-- Data supplied start --
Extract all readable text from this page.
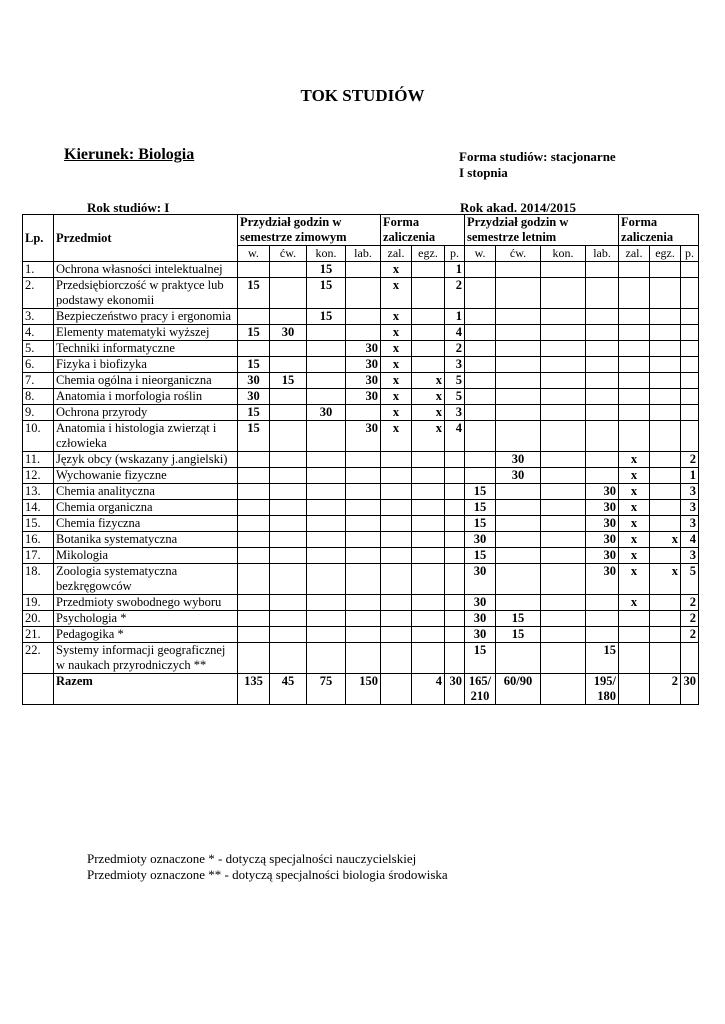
TOK STUDIÓW
Kierunek: Biologia	Forma studiów: stacjonarne
I stopnia
Rok studiów: I	Rok akad. 2014/2015
Lp.	Przedmiot	Przydział godzin w semestrze zimowym				Forma zaliczenia			Przydział godzin w semestrze letnim				Forma zaliczenia		
		w.	ćw.	kon.	lab.	zal.	egz.	p.	w.	ćw.	kon.	lab.	zal.	egz.	p.
1.	Ochrona własności intelektualnej			15		x		1							
2.	Przedsiębiorczość w praktyce lub podstawy ekonomii	15		15		x		2							
3.	Bezpieczeństwo pracy i ergonomia			15		x		1							
4.	Elementy matematyki wyższej	15	30			x		4							
5.	Techniki informatyczne				30	x		2							
6.	Fizyka i biofizyka	15			30	x		3							
7.	Chemia ogólna i nieorganiczna	30	15		30	x	x	5							
8.	Anatomia i morfologia roślin	30			30	x	x	5							
9.	Ochrona przyrody	15		30		x	x	3							
10.	Anatomia i histologia zwierząt i człowieka	15			30	x	x	4							
11.	Język obcy (wskazany j.angielski)									30			x		2
12.	Wychowanie fizyczne									30			x		1
13.	Chemia analityczna								15			30	x		3
14.	Chemia organiczna								15			30	x		3
15.	Chemia fizyczna								15			30	x		3
16.	Botanika systematyczna								30			30	x	x	4
17.	Mikologia								15			30	x		3
18.	Zoologia systematyczna bezkręgowców								30			30	x	x	5
19.	Przedmioty swobodnego wyboru								30				x		2
20.	Psychologia *								30	15					2
21.	Pedagogika *								30	15					2
22.	Systemy informacji geograficznej w naukach przyrodniczych **								15			15			
	Razem	135	45	75	150		4	30	165/ 210	60/90		195/ 180		2	30
Przedmioty oznaczone * - dotyczą specjalności nauczycielskiej
Przedmioty oznaczone ** - dotyczą specjalności biologia środowiska
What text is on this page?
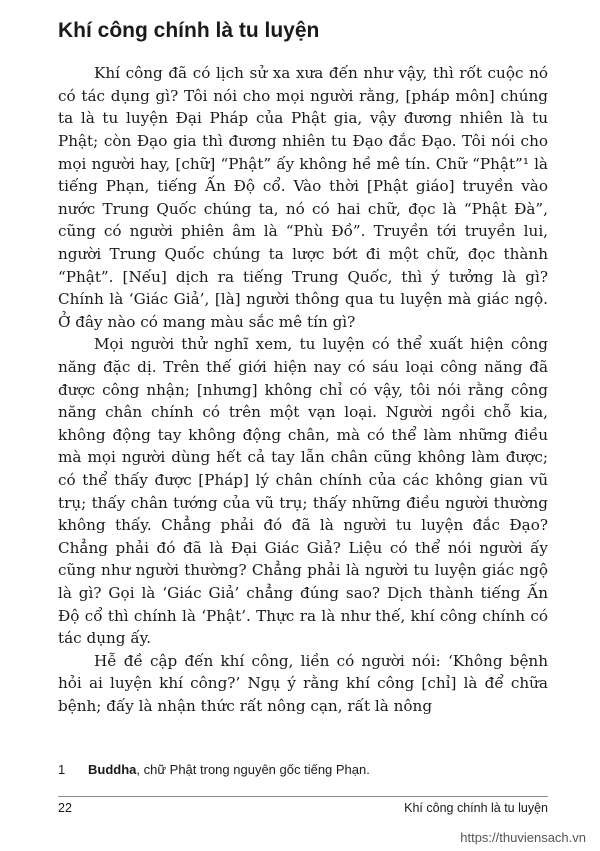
Khí công chính là tu luyện

Khí công đã có lịch sử xa xưa đến như vậy, thì rốt cuộc nó có tác dụng gì? Tôi nói cho mọi người rằng, [pháp môn] chúng ta là tu luyện Đại Pháp của Phật gia, vậy đương nhiên là tu Phật; còn Đạo gia thì đương nhiên tu Đạo đắc Đạo. Tôi nói cho mọi người hay, [chữ] “Phật” ấy không hề mê tín. Chữ “Phật”¹ là tiếng Phạn, tiếng Ấn Độ cổ. Vào thời [Phật giáo] truyền vào nước Trung Quốc chúng ta, nó có hai chữ, đọc là “Phật Đà”, cũng có người phiên âm là “Phù Đồ”. Truyền tới truyền lui, người Trung Quốc chúng ta lược bớt đi một chữ, đọc thành “Phật”. [Nếu] dịch ra tiếng Trung Quốc, thì ý tưởng là gì? Chính là ‘Giác Giả’, [là] người thông qua tu luyện mà giác ngộ. Ở đây nào có mang màu sắc mê tín gì?

Mọi người thử nghĩ xem, tu luyện có thể xuất hiện công năng đặc dị. Trên thế giới hiện nay có sáu loại công năng đã được công nhận; [nhưng] không chỉ có vậy, tôi nói rằng công năng chân chính có trên một vạn loại. Người ngồi chỗ kia, không động tay không động chân, mà có thể làm những điều mà mọi người dùng hết cả tay lẫn chân cũng không làm được; có thể thấy được [Pháp] lý chân chính của các không gian vũ trụ; thấy chân tướng của vũ trụ; thấy những điều người thường không thấy. Chẳng phải đó đã là người tu luyện đắc Đạo? Chẳng phải đó đã là Đại Giác Giả? Liệu có thể nói người ấy cũng như người thường? Chẳng phải là người tu luyện giác ngộ là gì? Gọi là ‘Giác Giả’ chẳng đúng sao? Dịch thành tiếng Ấn Độ cổ thì chính là ‘Phật’. Thực ra là như thế, khí công chính có tác dụng ấy.

Hễ đề cập đến khí công, liền có người nói: ‘Không bệnh hỏi ai luyện khí công?’ Ngụ ý rằng khí công [chỉ] là để chữa bệnh; đấy là nhận thức rất nông cạn, rất là nông

1 Buddha, chữ Phật trong nguyên gốc tiếng Phạn.
22	Khí công chính là tu luyện
https://thuviensach.vn
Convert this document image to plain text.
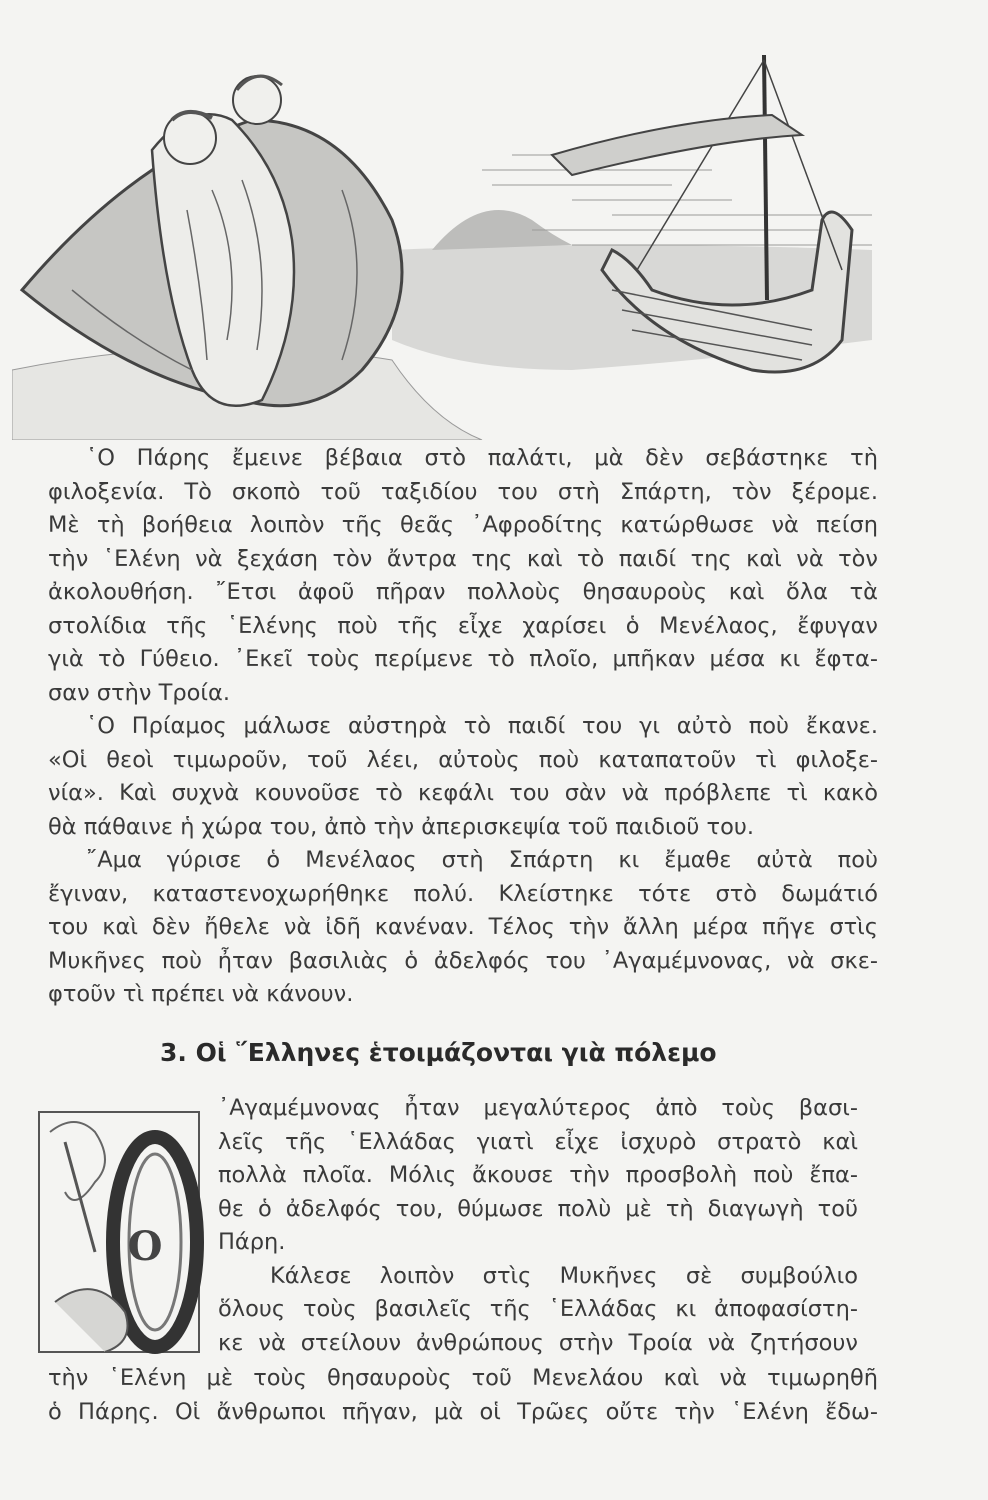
῾Ο Πάρης ἔμεινε βέβαια στὸ παλάτι, μὰ δὲν σεβάστηκε τὴ
φιλοξενία. Τὸ σκοπὸ τοῦ ταξιδίου του στὴ Σπάρτη, τὸν ξέρομε.
Μὲ τὴ βοήθεια λοιπὸν τῆς θεᾶς ᾿Αφροδίτης κατώρθωσε νὰ πείση
τὴν ῾Ελένη νὰ ξεχάση τὸν ἄντρα της καὶ τὸ παιδί της καὶ νὰ τὸν
ἀκολουθήση. ῎Ετσι ἀφοῦ πῆραν πολλοὺς θησαυροὺς καὶ ὅλα τὰ
στολίδια τῆς ῾Ελένης ποὺ τῆς εἶχε χαρίσει ὁ Μενέλαος, ἔφυγαν
γιὰ τὸ Γύθειο. ᾿Εκεῖ τοὺς περίμενε τὸ πλοῖο, μπῆκαν μέσα κι ἔφτα-
σαν στὴν Τροία.
῾Ο Πρίαμος μάλωσε αὐστηρὰ τὸ παιδί του γι αὐτὸ ποὺ ἔκανε.
«Οἱ θεοὶ τιμωροῦν, τοῦ λέει, αὐτοὺς ποὺ καταπατοῦν τὶ φιλοξε-
νία». Καὶ συχνὰ κουνοῦσε τὸ κεφάλι του σὰν νὰ πρόβλεπε τὶ κακὸ
θὰ πάθαινε ἡ χώρα του, ἀπὸ τὴν ἀπερισκεψία τοῦ παιδιοῦ του.
῎Αμα γύρισε ὁ Μενέλαος στὴ Σπάρτη κι ἔμαθε αὐτὰ ποὺ
ἔγιναν, καταστενοχωρήθηκε πολύ. Κλείστηκε τότε στὸ δωμάτιό
του καὶ δὲν ἤθελε νὰ ἰδῆ κανέναν. Τέλος τὴν ἄλλη μέρα πῆγε στὶς
Μυκῆνες ποὺ ἦταν βασιλιὰς ὁ ἀδελφός του ᾿Αγαμέμνονας, νὰ σκε-
φτοῦν τὶ πρέπει νὰ κάνουν.
3. Οἱ ῞Ελληνες ἑτοιμάζονται γιὰ πόλεμο
Ο
᾿Αγαμέμνονας ἦταν μεγαλύτερος ἀπὸ τοὺς βασι-
λεῖς τῆς ῾Ελλάδας γιατὶ εἶχε ἰσχυρὸ στρατὸ καὶ
πολλὰ πλοῖα. Μόλις ἄκουσε τὴν προσβολὴ ποὺ ἔπα-
θε ὁ ἀδελφός του, θύμωσε πολὺ μὲ τὴ διαγωγὴ τοῦ
Πάρη.
Κάλεσε λοιπὸν στὶς Μυκῆνες σὲ συμβούλιο
ὅλους τοὺς βασιλεῖς τῆς ῾Ελλάδας κι ἀποφασίστη-
κε νὰ στείλουν ἀνθρώπους στὴν Τροία νὰ ζητήσουν
τὴν ῾Ελένη μὲ τοὺς θησαυροὺς τοῦ Μενελάου καὶ νὰ τιμωρηθῆ
ὁ Πάρης. Οἱ ἄνθρωποι πῆγαν, μὰ οἱ Τρῶες οὔτε τὴν ῾Ελένη ἔδω-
-- Data supplied end --
> [Work to complete] Report only the count of lines that include the string "Σπάρτη".

> [Worked answer] 2